>>>
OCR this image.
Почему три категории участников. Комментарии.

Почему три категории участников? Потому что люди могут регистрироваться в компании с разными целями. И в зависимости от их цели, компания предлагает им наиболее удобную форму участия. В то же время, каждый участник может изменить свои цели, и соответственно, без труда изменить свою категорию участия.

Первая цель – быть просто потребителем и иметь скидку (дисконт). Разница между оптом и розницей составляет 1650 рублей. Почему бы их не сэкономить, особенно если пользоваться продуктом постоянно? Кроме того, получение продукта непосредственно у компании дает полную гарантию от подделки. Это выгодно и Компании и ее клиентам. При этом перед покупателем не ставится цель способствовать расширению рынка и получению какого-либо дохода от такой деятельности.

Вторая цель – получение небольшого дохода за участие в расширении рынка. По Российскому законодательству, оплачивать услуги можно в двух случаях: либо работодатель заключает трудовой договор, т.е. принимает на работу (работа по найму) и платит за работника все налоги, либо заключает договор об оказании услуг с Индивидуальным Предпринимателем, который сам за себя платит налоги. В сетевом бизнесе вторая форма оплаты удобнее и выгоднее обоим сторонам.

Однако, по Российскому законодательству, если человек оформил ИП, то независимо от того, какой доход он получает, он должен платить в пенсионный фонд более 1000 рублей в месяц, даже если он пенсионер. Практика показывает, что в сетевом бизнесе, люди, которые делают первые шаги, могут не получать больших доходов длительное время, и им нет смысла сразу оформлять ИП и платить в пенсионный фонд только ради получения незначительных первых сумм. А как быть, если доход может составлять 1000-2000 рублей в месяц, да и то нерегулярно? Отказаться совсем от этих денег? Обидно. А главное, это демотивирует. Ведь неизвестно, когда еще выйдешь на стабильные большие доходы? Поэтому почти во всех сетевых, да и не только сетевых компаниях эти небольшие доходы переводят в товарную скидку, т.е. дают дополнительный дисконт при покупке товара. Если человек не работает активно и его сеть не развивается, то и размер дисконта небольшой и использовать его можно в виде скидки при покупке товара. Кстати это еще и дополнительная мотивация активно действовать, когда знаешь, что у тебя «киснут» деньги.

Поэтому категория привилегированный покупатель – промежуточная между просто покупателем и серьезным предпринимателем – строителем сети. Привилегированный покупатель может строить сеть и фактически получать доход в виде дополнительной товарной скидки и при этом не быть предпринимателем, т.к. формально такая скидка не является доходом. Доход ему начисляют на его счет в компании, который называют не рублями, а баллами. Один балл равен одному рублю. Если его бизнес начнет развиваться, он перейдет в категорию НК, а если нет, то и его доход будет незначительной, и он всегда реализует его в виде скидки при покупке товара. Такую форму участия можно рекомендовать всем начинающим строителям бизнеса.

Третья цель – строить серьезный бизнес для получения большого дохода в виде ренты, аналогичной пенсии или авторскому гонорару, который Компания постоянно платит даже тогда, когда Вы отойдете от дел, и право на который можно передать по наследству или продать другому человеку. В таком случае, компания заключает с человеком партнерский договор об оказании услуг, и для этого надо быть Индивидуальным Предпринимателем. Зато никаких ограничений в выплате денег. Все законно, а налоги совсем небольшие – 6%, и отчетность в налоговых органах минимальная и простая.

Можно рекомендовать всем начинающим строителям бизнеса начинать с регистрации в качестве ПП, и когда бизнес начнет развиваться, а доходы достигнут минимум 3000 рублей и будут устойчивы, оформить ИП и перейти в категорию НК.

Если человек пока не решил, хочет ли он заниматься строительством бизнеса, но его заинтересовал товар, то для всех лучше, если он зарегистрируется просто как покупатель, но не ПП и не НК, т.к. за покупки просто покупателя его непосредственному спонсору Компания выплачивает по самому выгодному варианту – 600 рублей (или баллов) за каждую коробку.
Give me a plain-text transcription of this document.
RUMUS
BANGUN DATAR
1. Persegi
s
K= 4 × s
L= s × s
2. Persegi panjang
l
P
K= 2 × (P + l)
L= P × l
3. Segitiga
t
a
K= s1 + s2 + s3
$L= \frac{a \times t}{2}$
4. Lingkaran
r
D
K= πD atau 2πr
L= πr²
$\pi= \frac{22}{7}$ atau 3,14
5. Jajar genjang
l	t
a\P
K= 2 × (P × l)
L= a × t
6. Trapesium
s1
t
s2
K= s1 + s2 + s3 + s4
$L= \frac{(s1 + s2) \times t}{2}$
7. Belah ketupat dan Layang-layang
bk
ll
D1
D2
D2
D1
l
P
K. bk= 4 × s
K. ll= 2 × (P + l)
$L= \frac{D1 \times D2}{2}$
<<<
> WHAT IS BEING ASKED
All lines from the one with "Give me a plain-text" through the final line above are to be quoted exactly; quote no other line.

> TASK ANSWER
Give me a plain-text transcription of this document.
RUMUS
BANGUN DATAR
1. Persegi
s
K= 4 × s
L= s × s
2. Persegi panjang
l
P
K= 2 × (P + l)
L= P × l
3. Segitiga
t
a
K= s1 + s2 + s3
$L= \frac{a \times t}{2}$
4. Lingkaran
r
D
K= πD atau 2πr
L= πr²
$\pi= \frac{22}{7}$ atau 3,14
5. Jajar genjang
l	t
a\P
K= 2 × (P × l)
L= a × t
6. Trapesium
s1
t
s2
K= s1 + s2 + s3 + s4
$L= \frac{(s1 + s2) \times t}{2}$
7. Belah ketupat dan Layang-layang
bk
ll
D1
D2
D2
D1
l
P
K. bk= 4 × s
K. ll= 2 × (P + l)
$L= \frac{D1 \times D2}{2}$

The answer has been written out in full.